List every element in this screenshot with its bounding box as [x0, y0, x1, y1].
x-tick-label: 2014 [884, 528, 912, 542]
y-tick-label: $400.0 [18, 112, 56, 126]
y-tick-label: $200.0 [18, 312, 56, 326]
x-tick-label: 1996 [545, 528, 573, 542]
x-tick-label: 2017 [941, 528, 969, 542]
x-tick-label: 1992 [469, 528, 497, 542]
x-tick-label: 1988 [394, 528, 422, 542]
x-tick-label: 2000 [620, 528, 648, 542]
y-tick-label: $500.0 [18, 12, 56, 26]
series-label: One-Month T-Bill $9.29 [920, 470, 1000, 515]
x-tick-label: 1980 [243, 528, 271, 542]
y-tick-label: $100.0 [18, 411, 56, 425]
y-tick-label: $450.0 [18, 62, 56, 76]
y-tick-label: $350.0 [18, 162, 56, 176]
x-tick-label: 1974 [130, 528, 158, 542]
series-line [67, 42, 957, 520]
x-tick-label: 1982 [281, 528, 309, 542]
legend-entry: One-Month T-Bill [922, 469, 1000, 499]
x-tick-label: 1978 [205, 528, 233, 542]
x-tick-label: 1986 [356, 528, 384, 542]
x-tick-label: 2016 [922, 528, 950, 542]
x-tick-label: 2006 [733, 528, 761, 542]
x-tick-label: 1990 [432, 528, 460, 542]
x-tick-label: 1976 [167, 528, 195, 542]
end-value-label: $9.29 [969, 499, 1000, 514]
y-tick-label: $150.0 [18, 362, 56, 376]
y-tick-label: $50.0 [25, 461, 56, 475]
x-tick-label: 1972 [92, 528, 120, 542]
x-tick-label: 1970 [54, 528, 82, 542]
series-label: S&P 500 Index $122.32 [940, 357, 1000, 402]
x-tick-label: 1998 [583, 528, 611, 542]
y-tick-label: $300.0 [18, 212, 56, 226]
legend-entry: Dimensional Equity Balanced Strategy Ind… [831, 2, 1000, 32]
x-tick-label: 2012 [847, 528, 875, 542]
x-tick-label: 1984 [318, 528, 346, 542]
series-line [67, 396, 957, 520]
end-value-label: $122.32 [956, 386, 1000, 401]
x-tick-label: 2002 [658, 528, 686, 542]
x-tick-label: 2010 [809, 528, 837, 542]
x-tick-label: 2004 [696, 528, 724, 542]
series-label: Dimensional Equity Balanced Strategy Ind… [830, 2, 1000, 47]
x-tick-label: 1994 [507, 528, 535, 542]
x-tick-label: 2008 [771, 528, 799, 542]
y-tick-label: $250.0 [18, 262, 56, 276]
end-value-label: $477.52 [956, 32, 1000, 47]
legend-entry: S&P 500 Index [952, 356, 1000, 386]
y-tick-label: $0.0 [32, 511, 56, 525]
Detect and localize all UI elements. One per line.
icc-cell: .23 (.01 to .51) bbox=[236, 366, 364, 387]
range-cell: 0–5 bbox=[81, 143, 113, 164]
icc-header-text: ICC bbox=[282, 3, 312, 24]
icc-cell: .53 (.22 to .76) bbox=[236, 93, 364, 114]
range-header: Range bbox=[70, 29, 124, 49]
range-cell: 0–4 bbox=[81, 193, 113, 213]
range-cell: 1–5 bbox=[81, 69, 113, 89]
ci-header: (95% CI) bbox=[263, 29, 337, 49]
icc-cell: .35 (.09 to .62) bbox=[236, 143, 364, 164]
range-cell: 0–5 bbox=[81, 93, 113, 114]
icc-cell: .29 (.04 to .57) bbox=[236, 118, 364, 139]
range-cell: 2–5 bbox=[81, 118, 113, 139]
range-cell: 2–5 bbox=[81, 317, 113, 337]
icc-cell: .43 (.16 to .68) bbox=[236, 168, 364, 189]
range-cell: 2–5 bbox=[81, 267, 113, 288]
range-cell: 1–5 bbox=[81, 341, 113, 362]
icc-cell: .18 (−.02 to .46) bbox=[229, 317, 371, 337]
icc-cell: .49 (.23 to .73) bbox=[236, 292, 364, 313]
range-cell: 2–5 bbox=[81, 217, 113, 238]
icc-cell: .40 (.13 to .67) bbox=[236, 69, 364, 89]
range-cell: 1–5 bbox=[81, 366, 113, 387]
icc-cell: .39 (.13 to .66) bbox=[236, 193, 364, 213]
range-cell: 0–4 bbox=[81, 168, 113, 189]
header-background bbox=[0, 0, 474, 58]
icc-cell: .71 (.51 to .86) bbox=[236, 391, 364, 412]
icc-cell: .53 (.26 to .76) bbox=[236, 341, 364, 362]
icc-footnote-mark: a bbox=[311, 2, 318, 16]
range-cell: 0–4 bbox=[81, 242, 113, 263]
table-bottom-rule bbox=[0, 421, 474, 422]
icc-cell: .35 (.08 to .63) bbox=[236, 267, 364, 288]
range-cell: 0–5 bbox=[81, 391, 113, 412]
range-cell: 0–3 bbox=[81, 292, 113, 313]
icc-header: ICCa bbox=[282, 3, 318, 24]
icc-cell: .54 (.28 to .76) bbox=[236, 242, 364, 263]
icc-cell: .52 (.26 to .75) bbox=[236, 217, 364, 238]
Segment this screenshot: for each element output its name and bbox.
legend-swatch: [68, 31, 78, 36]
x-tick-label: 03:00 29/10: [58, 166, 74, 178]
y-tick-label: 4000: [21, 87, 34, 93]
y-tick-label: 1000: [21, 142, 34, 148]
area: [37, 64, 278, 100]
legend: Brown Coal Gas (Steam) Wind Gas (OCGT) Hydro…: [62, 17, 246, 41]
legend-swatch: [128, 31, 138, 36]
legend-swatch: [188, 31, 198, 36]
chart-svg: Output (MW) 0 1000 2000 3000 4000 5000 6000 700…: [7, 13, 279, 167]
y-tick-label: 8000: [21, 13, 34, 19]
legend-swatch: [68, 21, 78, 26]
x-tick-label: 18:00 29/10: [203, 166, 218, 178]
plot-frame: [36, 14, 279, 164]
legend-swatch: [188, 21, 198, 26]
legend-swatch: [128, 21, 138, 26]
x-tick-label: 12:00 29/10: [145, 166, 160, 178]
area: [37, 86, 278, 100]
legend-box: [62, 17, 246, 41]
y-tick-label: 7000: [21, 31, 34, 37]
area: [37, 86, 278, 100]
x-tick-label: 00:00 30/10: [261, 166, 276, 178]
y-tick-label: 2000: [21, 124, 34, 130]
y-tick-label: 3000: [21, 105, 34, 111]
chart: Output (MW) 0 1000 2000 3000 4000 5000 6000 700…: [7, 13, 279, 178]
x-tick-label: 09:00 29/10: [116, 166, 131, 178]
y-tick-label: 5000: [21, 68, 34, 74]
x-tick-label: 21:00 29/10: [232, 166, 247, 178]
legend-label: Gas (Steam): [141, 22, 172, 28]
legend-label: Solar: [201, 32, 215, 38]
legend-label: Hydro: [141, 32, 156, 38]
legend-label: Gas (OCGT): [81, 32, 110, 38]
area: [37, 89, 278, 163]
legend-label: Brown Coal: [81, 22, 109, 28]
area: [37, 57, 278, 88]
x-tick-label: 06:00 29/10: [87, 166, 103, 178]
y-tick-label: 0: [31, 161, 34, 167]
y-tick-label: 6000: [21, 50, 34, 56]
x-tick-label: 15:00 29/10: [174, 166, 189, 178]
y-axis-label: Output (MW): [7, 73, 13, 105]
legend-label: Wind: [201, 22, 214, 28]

## Aim
Identify every line in the rows that contains the word "Equity", and copy each of those lines in full.

## Reply
legend-entry: Dimensional Equity Balanced Strategy Ind… [831, 2, 1000, 32]
series-label: Dimensional Equity Balanced Strategy Ind… [830, 2, 1000, 47]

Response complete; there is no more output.